- **Work to be completed**
Take the material below and retype it in full; pictures are left out.

____ Materials provided

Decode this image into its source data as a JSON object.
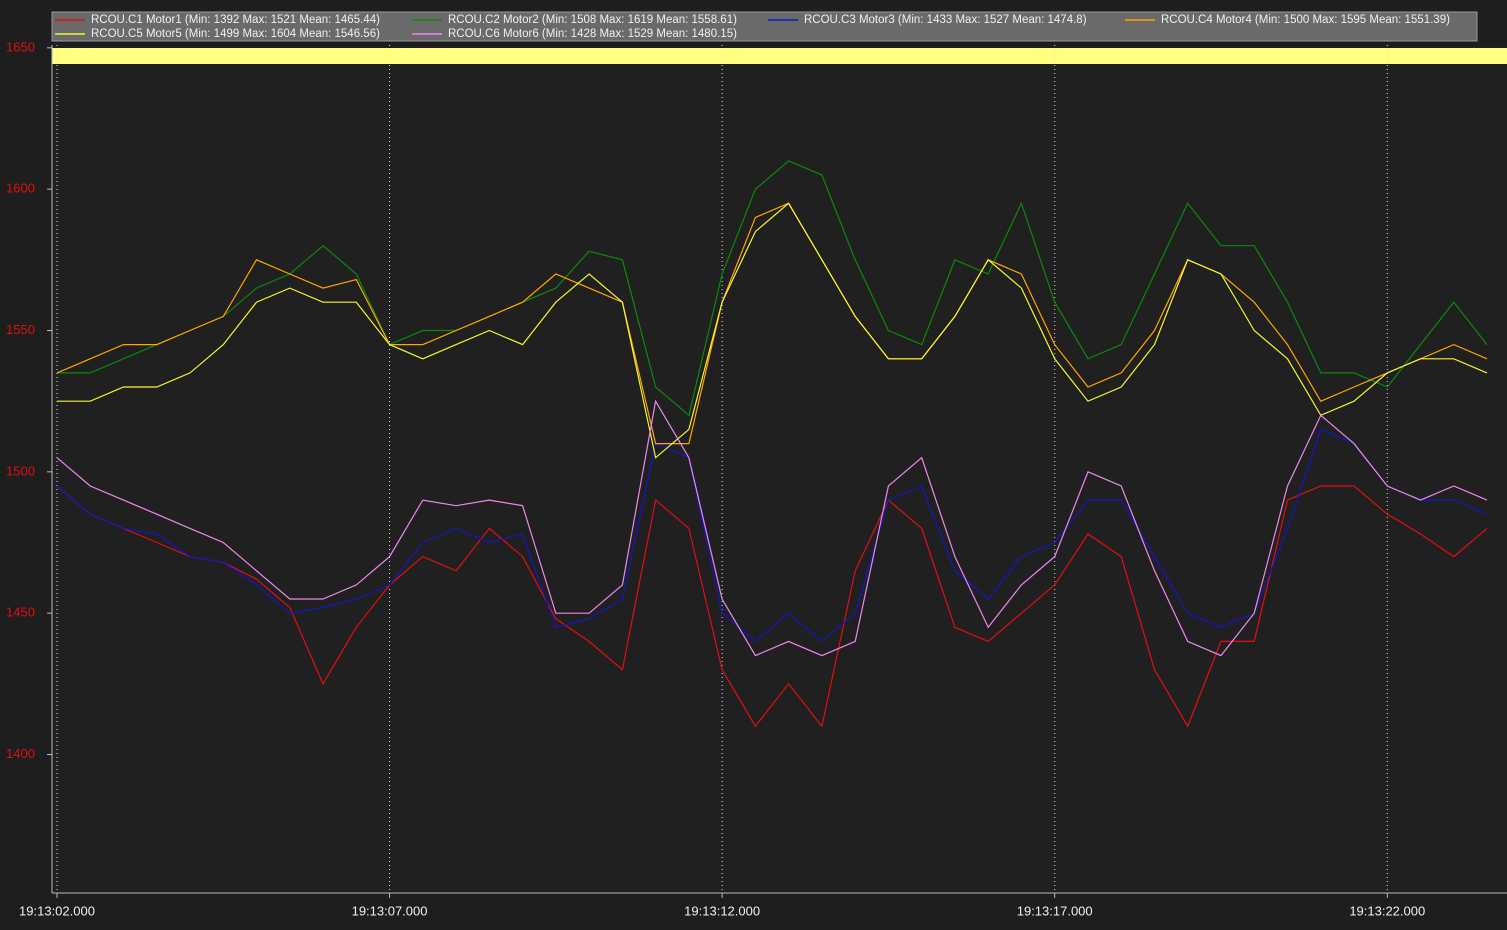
{
  "chart_data": {
    "type": "line",
    "x": [
      0,
      0.5,
      1,
      1.5,
      2,
      2.5,
      3,
      3.5,
      4,
      4.5,
      5,
      5.5,
      6,
      6.5,
      7,
      7.5,
      8,
      8.5,
      9,
      9.5,
      10,
      10.5,
      11,
      11.5,
      12,
      12.5,
      13,
      13.5,
      14,
      14.5,
      15,
      15.5,
      16,
      16.5,
      17,
      17.5,
      18,
      18.5,
      19,
      19.5,
      20,
      20.5,
      21,
      21.5
    ],
    "xlim": [
      -0.075,
      21.8
    ],
    "xticks": [
      {
        "value": 0,
        "label": "19:13:02.000"
      },
      {
        "value": 5,
        "label": "19:13:07.000"
      },
      {
        "value": 10,
        "label": "19:13:12.000"
      },
      {
        "value": 15,
        "label": "19:13:17.000"
      },
      {
        "value": 20,
        "label": "19:13:22.000"
      }
    ],
    "ylim": [
      1351,
      1651
    ],
    "yticks": [
      1400,
      1450,
      1500,
      1550,
      1600,
      1650
    ],
    "grid": "x",
    "legend": "top",
    "series": [
      {
        "name": "RCOU.C1 Motor1 (Min: 1392 Max: 1521 Mean: 1465.44)",
        "color": "#e01010",
        "values": [
          1495,
          1485,
          1480,
          1475,
          1470,
          1468,
          1462,
          1452,
          1425,
          1445,
          1460,
          1470,
          1465,
          1480,
          1470,
          1448,
          1440,
          1430,
          1490,
          1480,
          1430,
          1410,
          1425,
          1410,
          1465,
          1490,
          1480,
          1445,
          1440,
          1450,
          1460,
          1478,
          1470,
          1430,
          1410,
          1440,
          1440,
          1490,
          1495,
          1495,
          1485,
          1478,
          1470,
          1480
        ]
      },
      {
        "name": "RCOU.C2 Motor2 (Min: 1508 Max: 1619 Mean: 1558.61)",
        "color": "#0a8a0a",
        "values": [
          1535,
          1535,
          1540,
          1545,
          1550,
          1555,
          1565,
          1570,
          1580,
          1570,
          1545,
          1550,
          1550,
          1555,
          1560,
          1565,
          1578,
          1575,
          1530,
          1520,
          1570,
          1600,
          1610,
          1605,
          1575,
          1550,
          1545,
          1575,
          1570,
          1595,
          1560,
          1540,
          1545,
          1570,
          1595,
          1580,
          1580,
          1560,
          1535,
          1535,
          1530,
          1545,
          1560,
          1545
        ]
      },
      {
        "name": "RCOU.C3 Motor3 (Min: 1433 Max: 1527 Mean: 1474.8)",
        "color": "#1515c8",
        "values": [
          1495,
          1485,
          1480,
          1478,
          1470,
          1468,
          1460,
          1450,
          1452,
          1455,
          1460,
          1475,
          1480,
          1475,
          1478,
          1445,
          1448,
          1455,
          1510,
          1505,
          1450,
          1440,
          1450,
          1440,
          1450,
          1490,
          1495,
          1465,
          1455,
          1470,
          1475,
          1490,
          1490,
          1470,
          1450,
          1445,
          1450,
          1480,
          1515,
          1510,
          1495,
          1490,
          1490,
          1485
        ]
      },
      {
        "name": "RCOU.C4 Motor4 (Min: 1500 Max: 1595 Mean: 1551.39)",
        "color": "#ffa500",
        "values": [
          1535,
          1540,
          1545,
          1545,
          1550,
          1555,
          1575,
          1570,
          1565,
          1568,
          1545,
          1545,
          1550,
          1555,
          1560,
          1570,
          1565,
          1560,
          1510,
          1510,
          1560,
          1590,
          1595,
          1575,
          1555,
          1540,
          1540,
          1555,
          1575,
          1570,
          1545,
          1530,
          1535,
          1550,
          1575,
          1570,
          1560,
          1545,
          1525,
          1530,
          1535,
          1540,
          1545,
          1540
        ]
      },
      {
        "name": "RCOU.C5 Motor5 (Min: 1499 Max: 1604 Mean: 1546.56)",
        "color": "#f5f530",
        "values": [
          1525,
          1525,
          1530,
          1530,
          1535,
          1545,
          1560,
          1565,
          1560,
          1560,
          1545,
          1540,
          1545,
          1550,
          1545,
          1560,
          1570,
          1560,
          1505,
          1515,
          1560,
          1585,
          1595,
          1575,
          1555,
          1540,
          1540,
          1555,
          1575,
          1565,
          1540,
          1525,
          1530,
          1545,
          1575,
          1570,
          1550,
          1540,
          1520,
          1525,
          1535,
          1540,
          1540,
          1535
        ]
      },
      {
        "name": "RCOU.C6 Motor6 (Min: 1428 Max: 1529 Mean: 1480.15)",
        "color": "#ee88ee",
        "values": [
          1505,
          1495,
          1490,
          1485,
          1480,
          1475,
          1465,
          1455,
          1455,
          1460,
          1470,
          1490,
          1488,
          1490,
          1488,
          1450,
          1450,
          1460,
          1525,
          1505,
          1455,
          1435,
          1440,
          1435,
          1440,
          1495,
          1505,
          1470,
          1445,
          1460,
          1470,
          1500,
          1495,
          1465,
          1440,
          1435,
          1450,
          1495,
          1520,
          1510,
          1495,
          1490,
          1495,
          1490
        ]
      }
    ]
  }
}
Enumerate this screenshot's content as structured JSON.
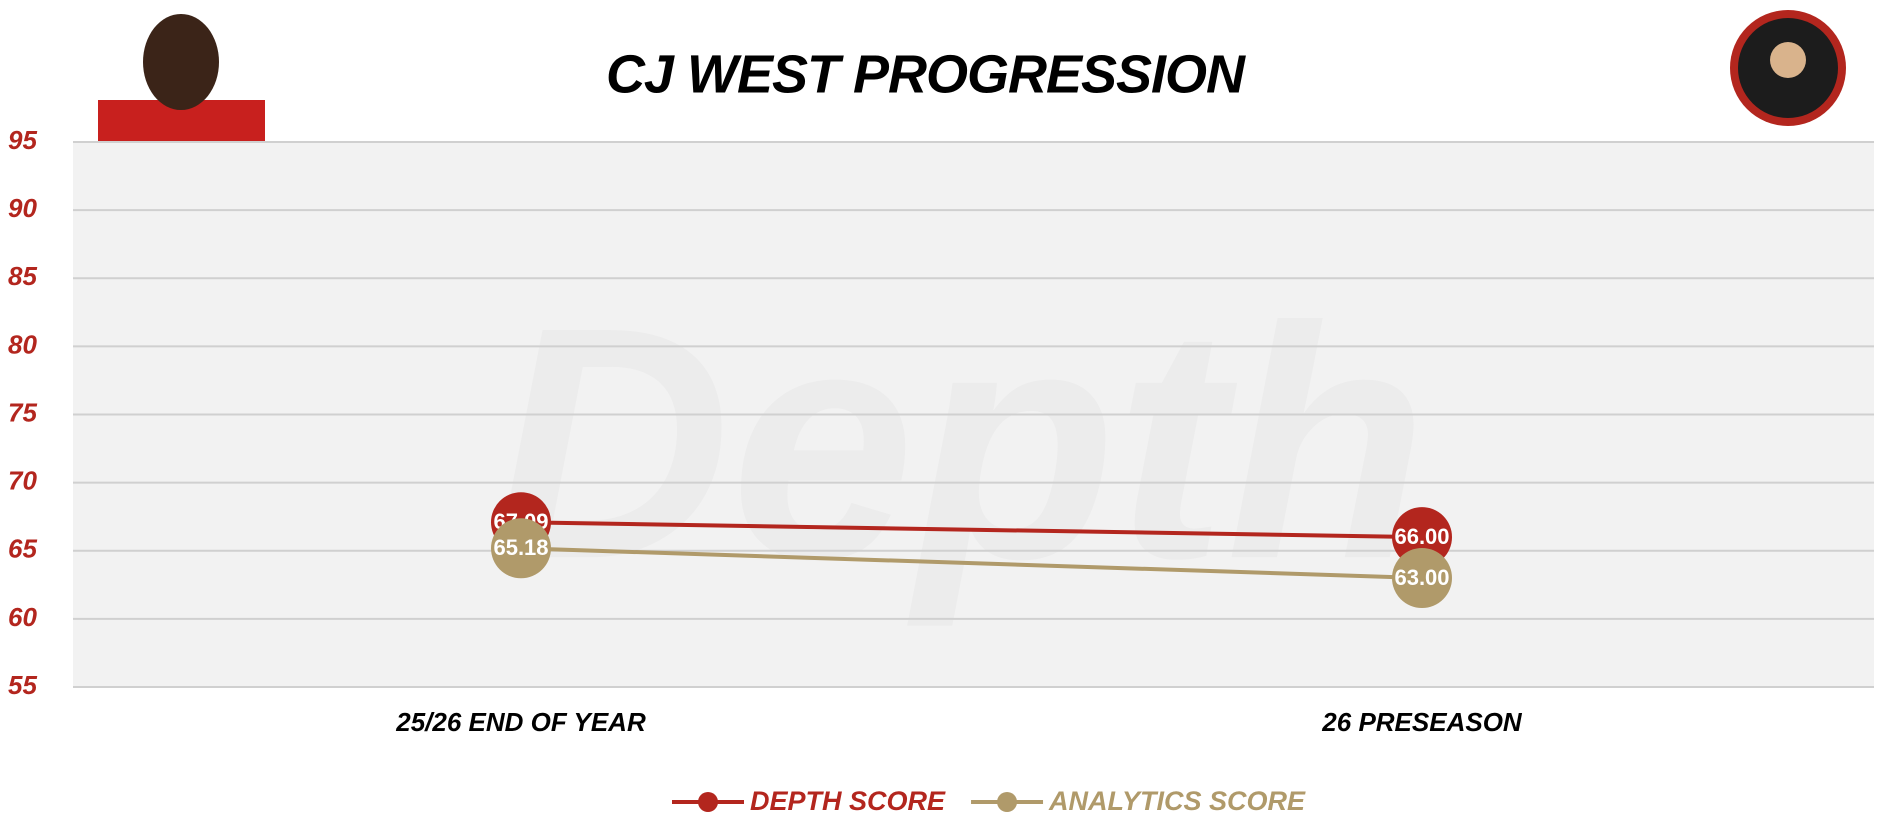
{
  "chart_data": {
    "type": "line",
    "title": "CJ WEST PROGRESSION",
    "watermark": "Depth",
    "categories": [
      "25/26 END OF YEAR",
      "26 PRESEASON"
    ],
    "series": [
      {
        "name": "DEPTH SCORE",
        "color": "#b3261e",
        "values": [
          67.09,
          66
        ],
        "value_labels": [
          "67.09",
          "66.00"
        ]
      },
      {
        "name": "ANALYTICS SCORE",
        "color": "#b09a6a",
        "values": [
          65.18,
          63
        ],
        "value_labels": [
          "65.18",
          "63.00"
        ]
      }
    ],
    "ylim": [
      55,
      95
    ],
    "yticks": [
      55,
      60,
      65,
      70,
      75,
      80,
      85,
      90,
      95
    ],
    "grid": true,
    "tick_color": "#b3261e",
    "legend": "bottom"
  }
}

________

- **Result of the exercise**
Decode this image into its source data as a JSON object.
{
  "chart_data": {
    "type": "line",
    "x": [
      0,
      0.5,
      1,
      1.5,
      2,
      2.5,
      3,
      3.5,
      4,
      4.5,
      5,
      5.5,
      6,
      6.5,
      7,
      7.5,
      8,
      8.5,
      9,
      9.5,
      10,
      10.5,
      11,
      11.5,
      12,
      12.5,
      13,
      13.5,
      14,
      14.5,
      15,
      15.5,
      16,
      16.5,
      17,
      17.5,
      18,
      18.5,
      19,
      19.5,
      20,
      20.5,
      21,
      21.5
    ],
    "xlim": [
      -0.075,
      21.8
    ],
    "xticks": [
      {
        "value": 0,
        "label": "19:13:02.000"
      },
      {
        "value": 5,
        "label": "19:13:07.000"
      },
      {
        "value": 10,
        "label": "19:13:12.000"
      },
      {
        "value": 15,
        "label": "19:13:17.000"
      },
      {
        "value": 20,
        "label": "19:13:22.000"
      }
    ],
    "ylim": [
      1351,
      1651
    ],
    "yticks": [
      1400,
      1450,
      1500,
      1550,
      1600,
      1650
    ],
    "grid": "x",
    "legend": "top",
    "series": [
      {
        "name": "RCOU.C1 Motor1 (Min: 1392 Max: 1521 Mean: 1465.44)",
        "color": "#e01010",
        "values": [
          1495,
          1485,
          1480,
          1475,
          1470,
          1468,
          1462,
          1452,
          1425,
          1445,
          1460,
          1470,
          1465,
          1480,
          1470,
          1448,
          1440,
          1430,
          1490,
          1480,
          1430,
          1410,
          1425,
          1410,
          1465,
          1490,
          1480,
          1445,
          1440,
          1450,
          1460,
          1478,
          1470,
          1430,
          1410,
          1440,
          1440,
          1490,
          1495,
          1495,
          1485,
          1478,
          1470,
          1480
        ]
      },
      {
        "name": "RCOU.C2 Motor2 (Min: 1508 Max: 1619 Mean: 1558.61)",
        "color": "#0a8a0a",
        "values": [
          1535,
          1535,
          1540,
          1545,
          1550,
          1555,
          1565,
          1570,
          1580,
          1570,
          1545,
          1550,
          1550,
          1555,
          1560,
          1565,
          1578,
          1575,
          1530,
          1520,
          1570,
          1600,
          1610,
          1605,
          1575,
          1550,
          1545,
          1575,
          1570,
          1595,
          1560,
          1540,
          1545,
          1570,
          1595,
          1580,
          1580,
          1560,
          1535,
          1535,
          1530,
          1545,
          1560,
          1545
        ]
      },
      {
        "name": "RCOU.C3 Motor3 (Min: 1433 Max: 1527 Mean: 1474.8)",
        "color": "#1515c8",
        "values": [
          1495,
          1485,
          1480,
          1478,
          1470,
          1468,
          1460,
          1450,
          1452,
          1455,
          1460,
          1475,
          1480,
          1475,
          1478,
          1445,
          1448,
          1455,
          1510,
          1505,
          1450,
          1440,
          1450,
          1440,
          1450,
          1490,
          1495,
          1465,
          1455,
          1470,
          1475,
          1490,
          1490,
          1470,
          1450,
          1445,
          1450,
          1480,
          1515,
          1510,
          1495,
          1490,
          1490,
          1485
        ]
      },
      {
        "name": "RCOU.C4 Motor4 (Min: 1500 Max: 1595 Mean: 1551.39)",
        "color": "#ffa500",
        "values": [
          1535,
          1540,
          1545,
          1545,
          1550,
          1555,
          1575,
          1570,
          1565,
          1568,
          1545,
          1545,
          1550,
          1555,
          1560,
          1570,
          1565,
          1560,
          1510,
          1510,
          1560,
          1590,
          1595,
          1575,
          1555,
          1540,
          1540,
          1555,
          1575,
          1570,
          1545,
          1530,
          1535,
          1550,
          1575,
          1570,
          1560,
          1545,
          1525,
          1530,
          1535,
          1540,
          1545,
          1540
        ]
      },
      {
        "name": "RCOU.C5 Motor5 (Min: 1499 Max: 1604 Mean: 1546.56)",
        "color": "#f5f530",
        "values": [
          1525,
          1525,
          1530,
          1530,
          1535,
          1545,
          1560,
          1565,
          1560,
          1560,
          1545,
          1540,
          1545,
          1550,
          1545,
          1560,
          1570,
          1560,
          1505,
          1515,
          1560,
          1585,
          1595,
          1575,
          1555,
          1540,
          1540,
          1555,
          1575,
          1565,
          1540,
          1525,
          1530,
          1545,
          1575,
          1570,
          1550,
          1540,
          1520,
          1525,
          1535,
          1540,
          1540,
          1535
        ]
      },
      {
        "name": "RCOU.C6 Motor6 (Min: 1428 Max: 1529 Mean: 1480.15)",
        "color": "#ee88ee",
        "values": [
          1505,
          1495,
          1490,
          1485,
          1480,
          1475,
          1465,
          1455,
          1455,
          1460,
          1470,
          1490,
          1488,
          1490,
          1488,
          1450,
          1450,
          1460,
          1525,
          1505,
          1455,
          1435,
          1440,
          1435,
          1440,
          1495,
          1505,
          1470,
          1445,
          1460,
          1470,
          1500,
          1495,
          1465,
          1440,
          1435,
          1450,
          1495,
          1520,
          1510,
          1495,
          1490,
          1495,
          1490
        ]
      }
    ]
  }
}
Enumerate this screenshot's content as structured JSON.
{
  "chart_data": {
    "type": "line",
    "title": "CJ WEST PROGRESSION",
    "watermark": "Depth",
    "categories": [
      "25/26 END OF YEAR",
      "26 PRESEASON"
    ],
    "series": [
      {
        "name": "DEPTH SCORE",
        "color": "#b3261e",
        "values": [
          67.09,
          66
        ],
        "value_labels": [
          "67.09",
          "66.00"
        ]
      },
      {
        "name": "ANALYTICS SCORE",
        "color": "#b09a6a",
        "values": [
          65.18,
          63
        ],
        "value_labels": [
          "65.18",
          "63.00"
        ]
      }
    ],
    "ylim": [
      55,
      95
    ],
    "yticks": [
      55,
      60,
      65,
      70,
      75,
      80,
      85,
      90,
      95
    ],
    "grid": true,
    "tick_color": "#b3261e",
    "legend": "bottom"
  }
}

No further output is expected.